--- TASK OBJECTIVE ---
Check every line of the entries that follow, and copy the ones containing "تجويد".

[START OF DATA TO USE]

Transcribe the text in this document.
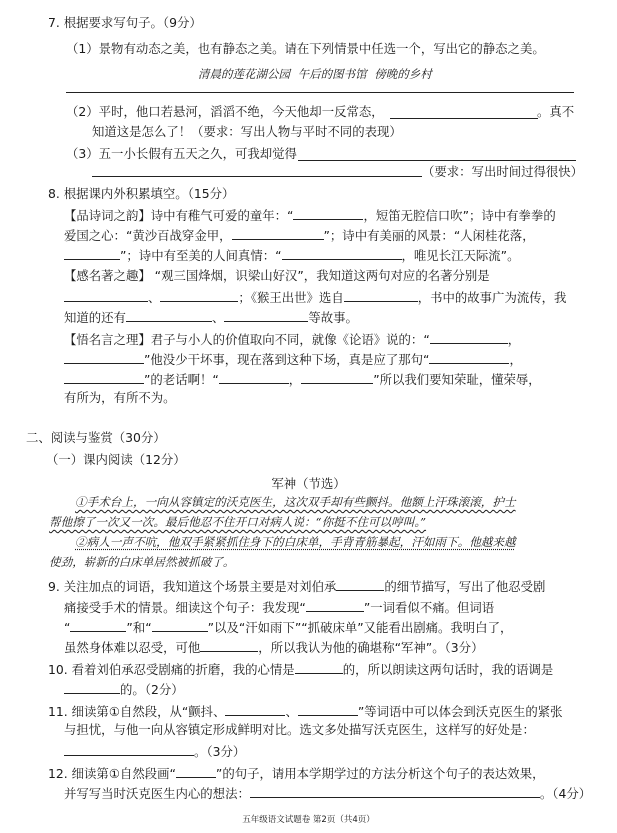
7. 根据要求写句子。（9分）
（1）景物有动态之美，也有静态之美。请在下列情景中任选一个，写出它的静态之美。
清晨的莲花湖公园 午后的图书馆 傍晚的乡村
（2）平时，他口若悬河，滔滔不绝，今天他却一反常态，	。真不
知道这是怎么了！（要求：写出人物与平时不同的表现）
（3）五一小长假有五天之久，可我却觉得
（要求：写出时间过得很快）
8. 根据课内外积累填空。（15分）
【品诗词之韵】诗中有稚气可爱的童年：“	，短笛无腔信口吹”；诗中有拳拳的
爱国之心：“黄沙百战穿金甲，	”；诗中有美丽的风景：“人闲桂花落，
”；诗中有至美的人间真情：“	，唯见长江天际流”。
【感名著之趣】 “观三国烽烟，识梁山好汉”，我知道这两句对应的名著分别是
、	；《猴王出世》选自	，书中的故事广为流传，我
知道的还有	、	等故事。
【悟名言之理】君子与小人的价值取向不同，就像《论语》说的：“	，
”他没少干坏事，现在落到这种下场，真是应了那句“	，
”的老话啊！“	，	”所以我们要知荣耻，懂荣辱，
有所为，有所不为。
二、阅读与鉴赏（30分）
（一）课内阅读（12分）
军神（节选）
①手术台上，一向从容镇定的沃克医生，这次双手却有些颤抖。他额上汗珠滚滚，护士
帮他擦了一次又一次。最后他忍不住开口对病人说：“你挺不住可以哼叫。”
②病人一声不吭，他双手紧紧抓住身下的白床单，手背青筋暴起，汗如雨下。他越来越
使劲，崭新的白床单居然被抓破了。
9. 关注加点的词语，我知道这个场景主要是对刘伯承	的细节描写，写出了他忍受剧
痛接受手术的情景。细读这个句子：我发现“	”一词看似不痛。但词语
“	”和“	”以及“汗如雨下”“抓破床单”又能看出剧痛。我明白了，
虽然身体难以忍受，可他	，所以我认为他的确堪称“军神”。（3分）
10. 看着刘伯承忍受剧痛的折磨，我的心情是	的，所以朗读这两句话时，我的语调是
的。（2分）
11. 细读第①自然段，从“颤抖、	、	”等词语中可以体会到沃克医生的紧张
与担忧，与他一向从容镇定形成鲜明对比。选文多处描写沃克医生，这样写的好处是：
。（3分）
12. 细读第①自然段画“	”的句子，请用本学期学过的方法分析这个句子的表达效果，
并写写当时沃克医生内心的想法：	。（4分）
五年级语文试题卷 第2页（共4页）
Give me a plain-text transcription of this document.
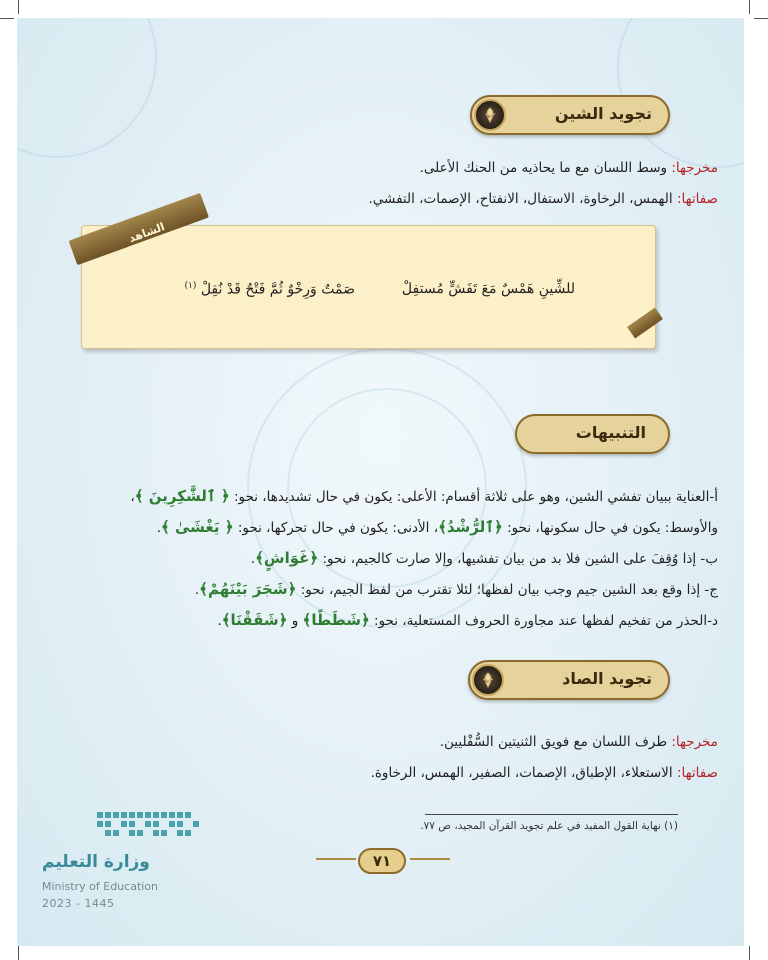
تجويد الشين
مخرجها: وسط اللسان مع ما يحاذيه من الحنك الأعلى.
صفاتها: الهمس، الرخاوة، الاستفال، الانفتاح، الإصمات، التفشي.
للشِّينِ هَمْسٌ مَعَ تَفَشٍّ مُستفِلْ
صَمْتٌ وَرِخْوٌ ثُمَّ فَتْحٌ قَدْ نُقِلْ $^{(١)}$
الشاهد
التنبيهات
أ-العناية ببيان تفشي الشين، وهو على ثلاثة أقسام: الأعلى: يكون في حال تشديدها، نحو: ﴿ ٱلشَّٰكِرِينَ ﴾،
والأوسط: يكون في حال سكونها، نحو: ﴿ٱلرُّشْدُ﴾، الأدنى: يكون في حال تحركها، نحو: ﴿ يَغْشَىٰ ﴾.
ب- إذا وُقِفَ على الشين فلا بد من بيان تفشيها، وإلا صارت كالجيم، نحو: ﴿غَوَاشٍ﴾.
ج- إذا وقع بعد الشين جيم وجب بيان لفظها؛ لئلا تقترب من لفظ الجيم، نحو: ﴿شَجَرَ بَيْنَهُمْ﴾.
د-الحذر من تفخيم لفظها عند مجاورة الحروف المستعلية، نحو: ﴿شَطَطًا﴾ و ﴿شَقَقْنَا﴾.
تجويد الصاد
مخرجها: طرف اللسان مع فويق الثنيتين السُّفْليين.
صفاتها: الاستعلاء، الإطباق، الإصمات، الصفير، الهمس، الرخاوة.
(١) نهاية القول المفيد في علم تجويد القرآن المجيد، ص ٧٧.
٧١
وزارة التعليم
Ministry of Education
2023 - 1445
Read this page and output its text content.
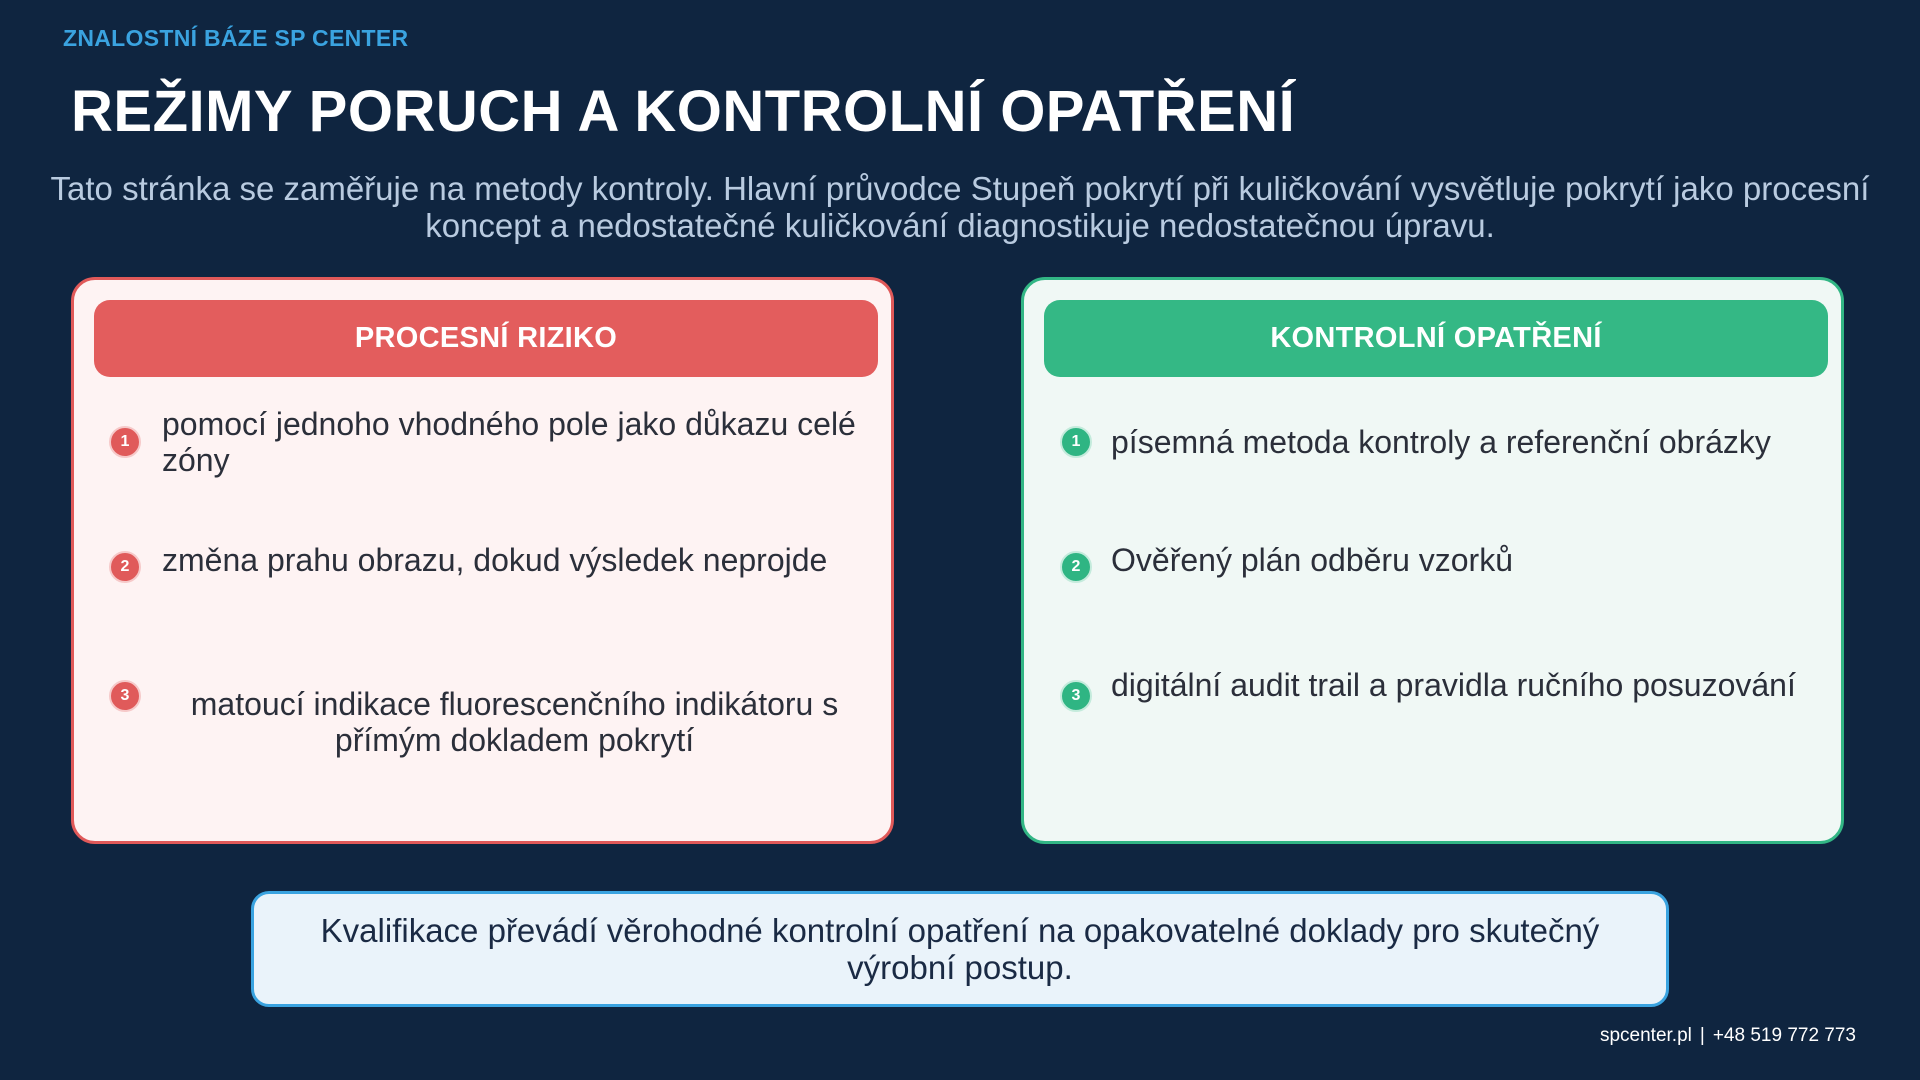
ZNALOSTNÍ BÁZE SP CENTER
REŽIMY PORUCH A KONTROLNÍ OPATŘENÍ
Tato stránka se zaměřuje na metody kontroly. Hlavní průvodce Stupeň pokrytí při kuličkování vysvětluje pokrytí jako procesní koncept a nedostatečné kuličkování diagnostikuje nedostatečnou úpravu.
PROCESNÍ RIZIKO
1	pomocí jednoho vhodného pole jako důkazu celé zóny
2	změna prahu obrazu, dokud výsledek neprojde
3	matoucí indikace fluorescenčního indikátoru s přímým dokladem pokrytí
KONTROLNÍ OPATŘENÍ
1 písemná metoda kontroly a referenční obrázky
2 Ověřený plán odběru vzorků
3 digitální audit trail a pravidla ručního posuzování
Kvalifikace převádí věrohodné kontrolní opatření na opakovatelné doklady pro skutečný výrobní postup.
spcenter.pl | +48 519 772 773
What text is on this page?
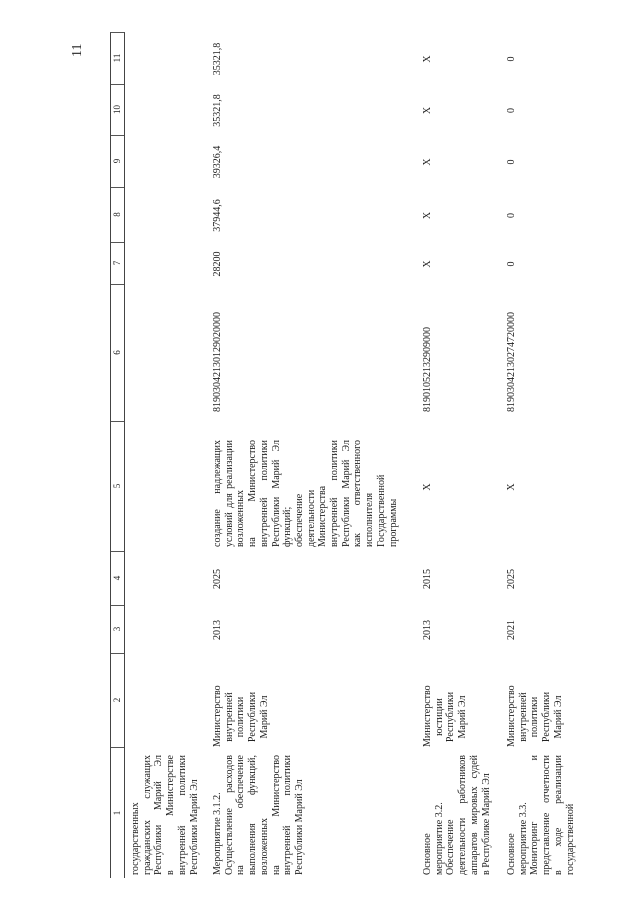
11
1
2
3
4
5
6
7
8
9
10
11
государственных гражданских служащих Республики Марий Эл в Министерстве внутренней политики Республики Марий Эл Мероприятие 3.1.2. Осуществление расходов на обеспечение выполнения функций, возложенных на Министерство внутренней политики Республики Марий Эл
Министерство внутренней политики Республики Марий Эл
2013
2025
создание надлежащих условий для реализации возложенных на Министерство внутренней политики Республики Марий Эл функций; обеспечение деятельности Министерства внутренней политики Республики Марий Эл как ответственного исполнителя Государственной программы
81903042130129020000
28200
37944,6
39326,4
35321,8
35321,8
Основное мероприятие 3.2. Обеспечение деятельности работников аппаратов мировых судей в Республике Марий Эл
Министерство юстиции Республики Марий Эл
2013
2015
X
81901052132909000
X
X
X
X
X
Основное мероприятие 3.3. Мониторинг и представление отчетности в ходе реализации государственной
Министерство внутренней политики Республики Марий Эл
2021
2025
X
81903042130274720000
0
0
0
0
0
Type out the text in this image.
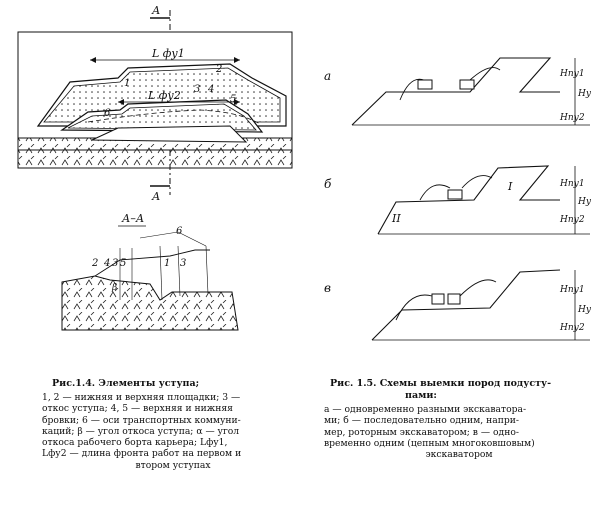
А
А
L фу1
L фу2
1
2
3 4
5
6
А–А
2 4 3 5	1 3
6
β
а	Hпу1
Hу
Hпу2
б	I
II
Hпу1
Hу
Hпу2
в	Hпу1
Hу
Hпу2
Рис.1.4. Элементы уступа;
1, 2 — нижняя и верхняя площадки; 3 —
откос уступа; 4, 5 — верхняя и нижняя
бровки; 6 — оси транспортных коммуни-
каций; β — угол откоса уступа; α — угол
откоса рабочего борта карьера; Lфу1,
Lфу2 — длина фронта работ на первом и
втором уступах
Рис. 1.5. Схемы выемки пород подусту-
пами:
а — одновременно разными экскаватора-
ми; б — последовательно одним, напри-
мер, роторным экскаватором; в — одно-
временно одним (цепным многоковшовым)
экскаватором
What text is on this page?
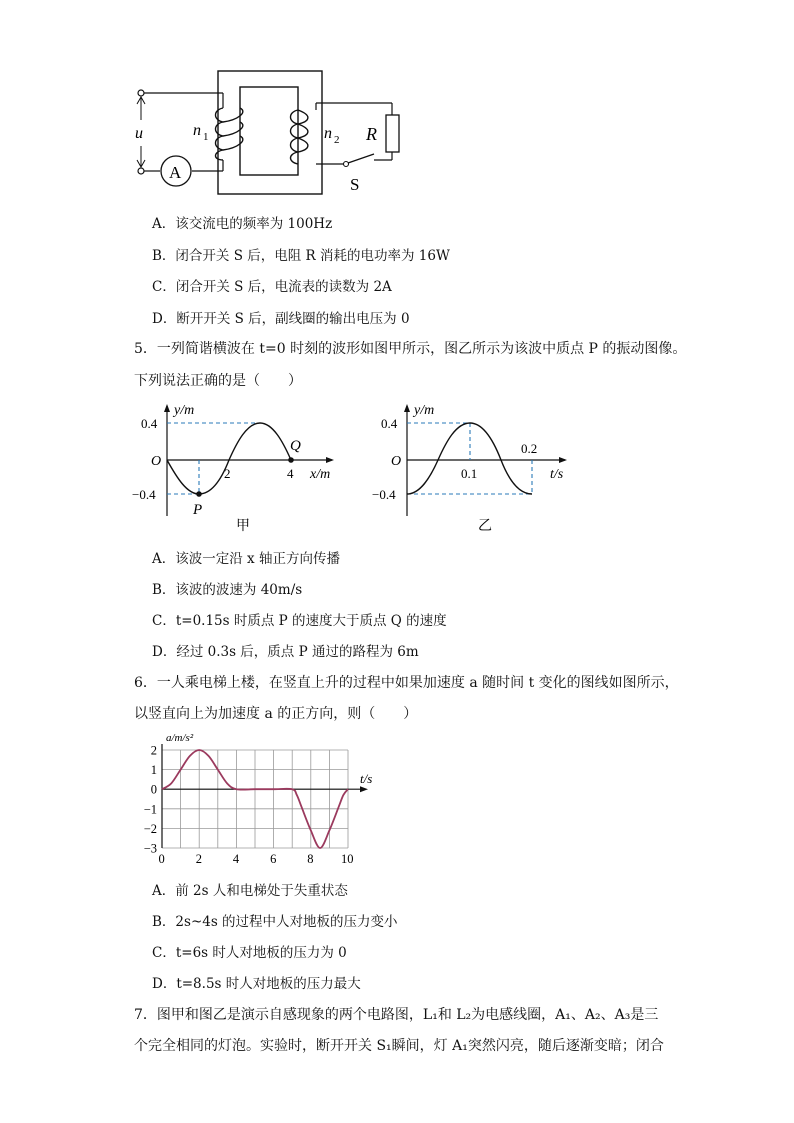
u
A
n 1	n 2 R
S
A．该交流电的频率为 100Hz
B．闭合开关 S 后，电阻 R 消耗的电功率为 16W
C．闭合开关 S 后，电流表的读数为 2A
D．断开开关 S 后，副线圈的输出电压为 0
5．一列简谐横波在 t=0 时刻的波形如图甲所示，图乙所示为该波中质点 P 的振动图像。
下列说法正确的是（　　）
y/m
x/m
0.4
−0.4
O
2	4
P
Q
甲
y/m
t/s
0.4
−0.4
O
0.1
0.2
乙
A．该波一定沿 x 轴正方向传播
B．该波的波速为 40m/s
C．t=0.15s 时质点 P 的速度大于质点 Q 的速度
D．经过 0.3s 后，质点 P 通过的路程为 6m
6．一人乘电梯上楼，在竖直上升的过程中如果加速度 a 随时间 t 变化的图线如图所示，
以竖直向上为加速度 a 的正方向，则（　　）
a/m/s²
t/s
0 2 4 6 8 10
2
1
0
−1
−2
−3
A．前 2s 人和电梯处于失重状态
B．2s~4s 的过程中人对地板的压力变小
C．t=6s 时人对地板的压力为 0
D．t=8.5s 时人对地板的压力最大
7．图甲和图乙是演示自感现象的两个电路图，L₁和 L₂为电感线圈，A₁、A₂、A₃是三
个完全相同的灯泡。实验时，断开开关 S₁瞬间，灯 A₁突然闪亮，随后逐渐变暗；闭合
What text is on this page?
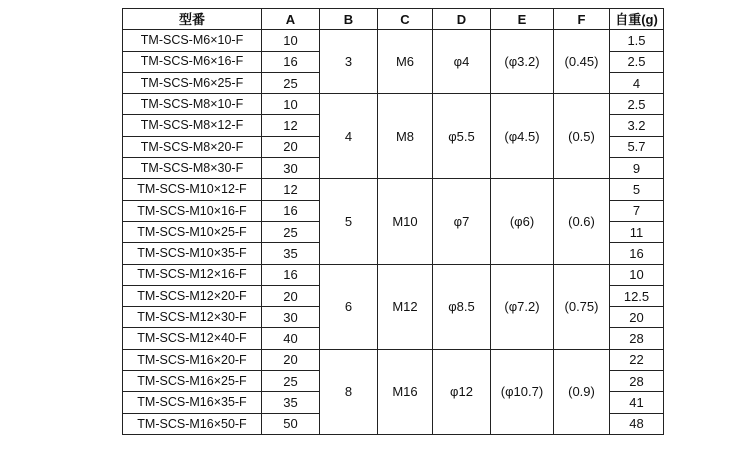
型番	A	B	C	D	E	F	自重(g)
TM-SCS-M6×10-F	10	3	M6	φ4	(φ3.2)	(0.45)	1.5
TM-SCS-M6×16-F	16						2.5
TM-SCS-M6×25-F	25						4
TM-SCS-M8×10-F	10	4	M8	φ5.5	(φ4.5)	(0.5)	2.5
TM-SCS-M8×12-F	12						3.2
TM-SCS-M8×20-F	20						5.7
TM-SCS-M8×30-F	30						9
TM-SCS-M10×12-F	12	5	M10	φ7	(φ6)	(0.6)	5
TM-SCS-M10×16-F	16						7
TM-SCS-M10×25-F	25						11
TM-SCS-M10×35-F	35						16
TM-SCS-M12×16-F	16	6	M12	φ8.5	(φ7.2)	(0.75)	10
TM-SCS-M12×20-F	20						12.5
TM-SCS-M12×30-F	30						20
TM-SCS-M12×40-F	40						28
TM-SCS-M16×20-F	20	8	M16	φ12	(φ10.7)	(0.9)	22
TM-SCS-M16×25-F	25						28
TM-SCS-M16×35-F	35						41
TM-SCS-M16×50-F	50						48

[END OF DATA TO USE]

--- FINISHED TASK ---
تجويد الشين
تجويد الصاد
(١) نهاية القول المفيد في علم تجويد القرآن المجيد، ص ٧٧.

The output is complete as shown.